[begin Text]
Meru

Meru

2015, R, 87 min. Directed by Jimmy Chin, Elizabeth Chai Vasarhelyi.

REVIEWED By Steve Davis, Fri., Sept. 4, 2015

A remarkable documentary in its own right, the affecting Meru recounts the efforts of three American mountain climbers on two separate occasions (the first in 2008, the second in 2011) to ascend the harsh Mt. Meru Peak in northern India. Known as the Shark Fin, the mountain’s aptly named peak had proven insurmountable for most skilled mountaineers, an elusive Holy Grail in the world of big rocks. Two experienced and professionally connected climbing veterans, Conrad Anker and Jimmy Chin, and a younger, less-seasoned climber, Renan Ozturk, comprised the team. Ozturk’s responsibilities entailed shooting film footage of the two expeditions, providing a valuable service for this fairly personalized film about the trust that’s built through friendship and how that bond can survive adversity. The three men’s individual and joint stories wondrously unfold, sometimes catching you off-guard with a couple of surprising turns that provide the movie with meatier drama than you might anticipate at the outset. (Think maybe Hands on a Hard Body or The King of Kong.) Getting to the top of the world isn’t easy, not to mention further complications that stack the odds against the ambitious trio.
[end Text]
- Set exercise 1
Rewrite the listing's lines, starting with the line that contains "paragraph-rapid-tests: No município" and going on through the line that contains "header-divider: [921, 46, 924, 124]", with "header-divider" replaced by "header-separator" and everything else left unchanged.
[begin Entries shown]
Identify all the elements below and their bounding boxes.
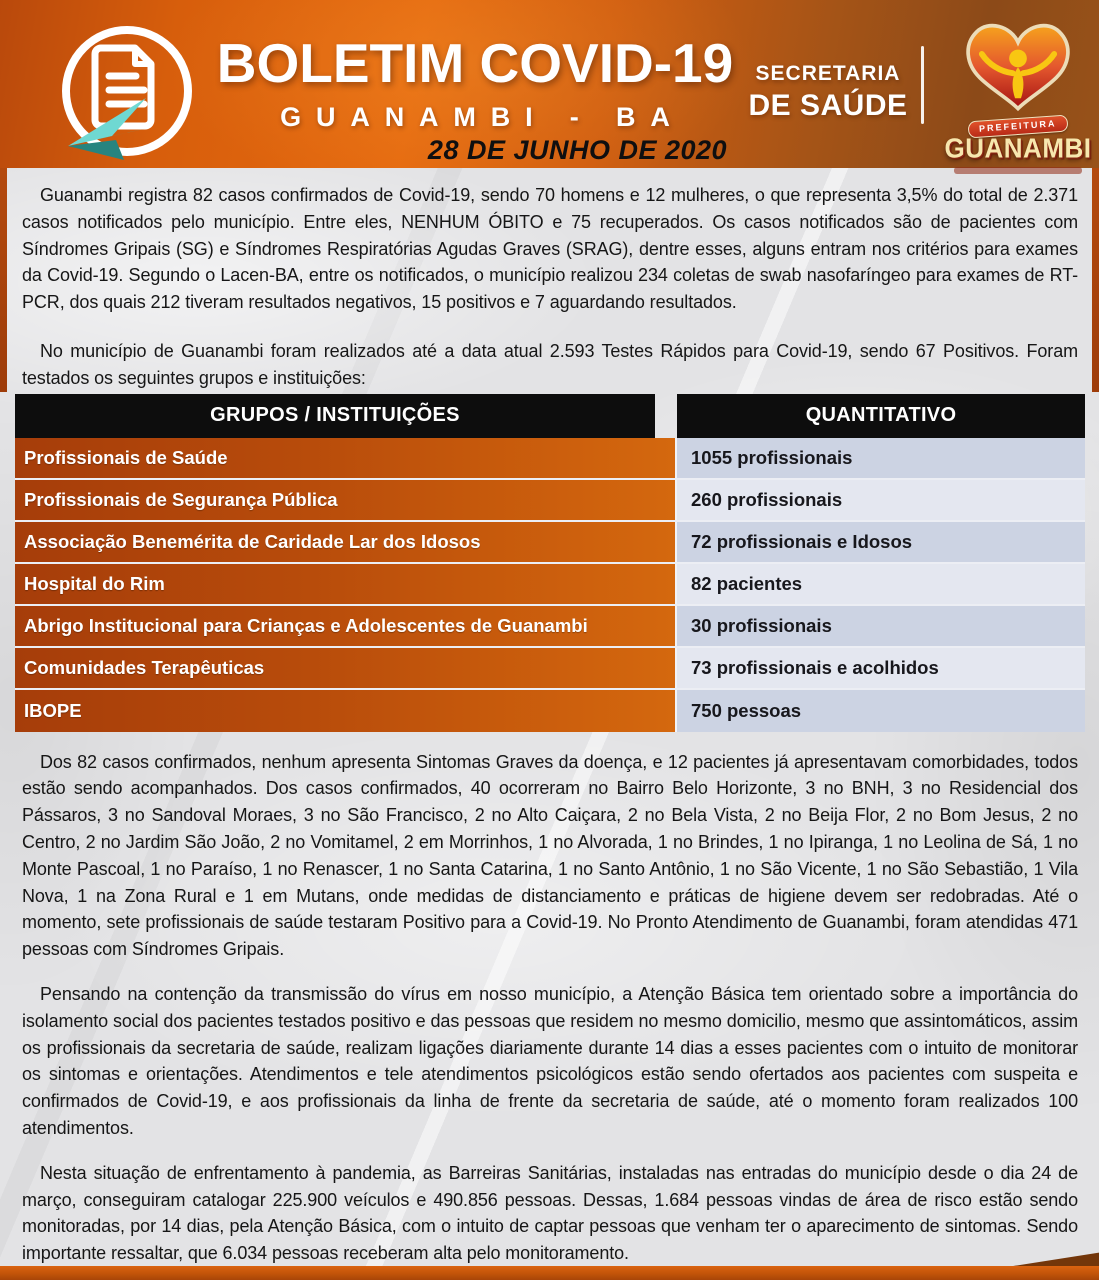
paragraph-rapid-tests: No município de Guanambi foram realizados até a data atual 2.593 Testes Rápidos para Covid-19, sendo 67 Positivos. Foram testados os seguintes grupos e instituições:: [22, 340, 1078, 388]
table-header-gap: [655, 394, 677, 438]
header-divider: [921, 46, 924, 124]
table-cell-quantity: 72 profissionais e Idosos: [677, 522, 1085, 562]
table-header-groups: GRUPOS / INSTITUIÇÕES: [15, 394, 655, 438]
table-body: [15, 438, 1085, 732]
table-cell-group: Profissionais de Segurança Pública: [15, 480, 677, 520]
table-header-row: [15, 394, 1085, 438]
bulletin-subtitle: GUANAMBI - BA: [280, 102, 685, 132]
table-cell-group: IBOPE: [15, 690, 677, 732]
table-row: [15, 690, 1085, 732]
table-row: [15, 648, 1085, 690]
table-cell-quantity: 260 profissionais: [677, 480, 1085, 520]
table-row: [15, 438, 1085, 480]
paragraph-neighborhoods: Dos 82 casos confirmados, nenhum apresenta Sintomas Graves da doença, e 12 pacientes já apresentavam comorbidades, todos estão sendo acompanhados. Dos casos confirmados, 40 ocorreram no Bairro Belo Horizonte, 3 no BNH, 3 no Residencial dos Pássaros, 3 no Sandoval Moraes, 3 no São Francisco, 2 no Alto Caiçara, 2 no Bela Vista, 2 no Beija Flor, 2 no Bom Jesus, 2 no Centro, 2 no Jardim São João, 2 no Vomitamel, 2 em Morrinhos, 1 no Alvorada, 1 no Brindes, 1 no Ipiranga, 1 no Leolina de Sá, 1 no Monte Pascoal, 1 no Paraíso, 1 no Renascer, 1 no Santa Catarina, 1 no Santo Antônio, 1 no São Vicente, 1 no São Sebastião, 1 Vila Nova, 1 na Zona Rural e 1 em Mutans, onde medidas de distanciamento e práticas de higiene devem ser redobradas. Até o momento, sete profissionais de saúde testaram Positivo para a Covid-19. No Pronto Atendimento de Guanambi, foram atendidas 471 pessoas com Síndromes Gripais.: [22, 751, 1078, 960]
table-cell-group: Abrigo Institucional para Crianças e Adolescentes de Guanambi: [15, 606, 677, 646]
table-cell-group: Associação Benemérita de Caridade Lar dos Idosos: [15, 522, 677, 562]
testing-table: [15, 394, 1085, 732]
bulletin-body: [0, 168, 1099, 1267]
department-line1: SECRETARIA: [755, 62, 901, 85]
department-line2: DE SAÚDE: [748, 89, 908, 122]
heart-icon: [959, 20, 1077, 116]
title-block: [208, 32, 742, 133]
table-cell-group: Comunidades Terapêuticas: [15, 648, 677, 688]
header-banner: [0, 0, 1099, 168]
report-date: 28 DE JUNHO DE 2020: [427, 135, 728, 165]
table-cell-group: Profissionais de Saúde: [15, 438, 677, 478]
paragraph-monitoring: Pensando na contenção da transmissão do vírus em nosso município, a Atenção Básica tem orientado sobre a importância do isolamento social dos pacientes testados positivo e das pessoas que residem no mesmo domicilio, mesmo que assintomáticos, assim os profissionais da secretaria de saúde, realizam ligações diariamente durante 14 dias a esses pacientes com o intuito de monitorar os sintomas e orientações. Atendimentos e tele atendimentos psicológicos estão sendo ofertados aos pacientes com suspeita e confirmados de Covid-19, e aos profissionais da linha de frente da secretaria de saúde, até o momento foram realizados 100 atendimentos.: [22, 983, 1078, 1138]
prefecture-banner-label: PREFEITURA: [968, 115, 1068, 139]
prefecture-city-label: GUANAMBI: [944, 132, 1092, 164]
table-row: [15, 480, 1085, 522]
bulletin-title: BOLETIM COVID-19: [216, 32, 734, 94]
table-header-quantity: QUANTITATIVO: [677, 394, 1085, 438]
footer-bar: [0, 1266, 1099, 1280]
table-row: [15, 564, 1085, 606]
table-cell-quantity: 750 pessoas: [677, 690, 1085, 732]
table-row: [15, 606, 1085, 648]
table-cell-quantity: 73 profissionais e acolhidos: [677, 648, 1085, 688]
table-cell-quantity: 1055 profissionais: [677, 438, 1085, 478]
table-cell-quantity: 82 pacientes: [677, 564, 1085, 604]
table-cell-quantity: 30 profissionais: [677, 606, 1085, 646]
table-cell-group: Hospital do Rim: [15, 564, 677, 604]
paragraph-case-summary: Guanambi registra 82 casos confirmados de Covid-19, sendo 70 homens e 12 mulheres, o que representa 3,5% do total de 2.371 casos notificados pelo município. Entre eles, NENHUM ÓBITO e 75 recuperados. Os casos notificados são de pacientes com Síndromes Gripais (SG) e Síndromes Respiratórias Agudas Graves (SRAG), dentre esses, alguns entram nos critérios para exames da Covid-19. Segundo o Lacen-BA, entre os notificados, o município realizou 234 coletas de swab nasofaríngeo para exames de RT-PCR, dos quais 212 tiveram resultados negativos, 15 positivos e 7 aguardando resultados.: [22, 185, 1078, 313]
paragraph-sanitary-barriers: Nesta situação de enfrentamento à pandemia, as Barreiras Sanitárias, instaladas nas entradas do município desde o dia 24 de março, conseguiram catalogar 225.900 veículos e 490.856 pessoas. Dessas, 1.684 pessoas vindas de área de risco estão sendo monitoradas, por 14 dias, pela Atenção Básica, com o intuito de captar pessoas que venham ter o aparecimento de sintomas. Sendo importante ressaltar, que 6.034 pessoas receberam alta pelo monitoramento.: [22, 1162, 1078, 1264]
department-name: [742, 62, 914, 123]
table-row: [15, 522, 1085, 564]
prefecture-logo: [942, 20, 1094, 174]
[end Entries shown]
- Set exercise 2
Extend the review of the mountain-climbing documentary Meru past its final sentence.

- Task answer 1
paragraph-rapid-tests: No município de Guanambi foram realizados até a data atual 2.593 Testes Rápidos para Covid-19, sendo 67 Positivos. Foram testados os seguintes grupos e instituições:: [22, 340, 1078, 388]
table-header-gap: [655, 394, 677, 438]
header-separator: [921, 46, 924, 124]

- Task answer 2
By the looks of the credits, Meru is a family affair and group effort, meaning that most of the people affected by the two treks participated in the making of this film. (Some also double as talking heads, giving their on-camera perspectives regarding narrative elements.) That might explain why the movie hits you on a gut level, given that the participants had something at stake, something to lose. Ozturk’s cinematography is often spectacular, capturing breathtaking moments of snowy eloquence, and intimate ones of climbers performing tasks while dangling aside a mountain or from other places unthinkable for most of us.

For most of us, it’s difficult to fathom why any sane person would risk his or her life to navigate crevices and footholds or rappel down a sheer cliff, all for the glory of achieving another pinnacle, both literal and figurative. Meru sheds some light on the ascenders’ fascination with the dangerous art of mountain climbing, though you will be dumbfounded by the choices of one, maybe two, of the team’s members when deciding whether to join the second expedition. (Suffice it to say: Snow and mountains can be a dangerous combination.) Undoubtedly, the reason is as plain as George Mallory’s comment: Because it’s there, because it’s there.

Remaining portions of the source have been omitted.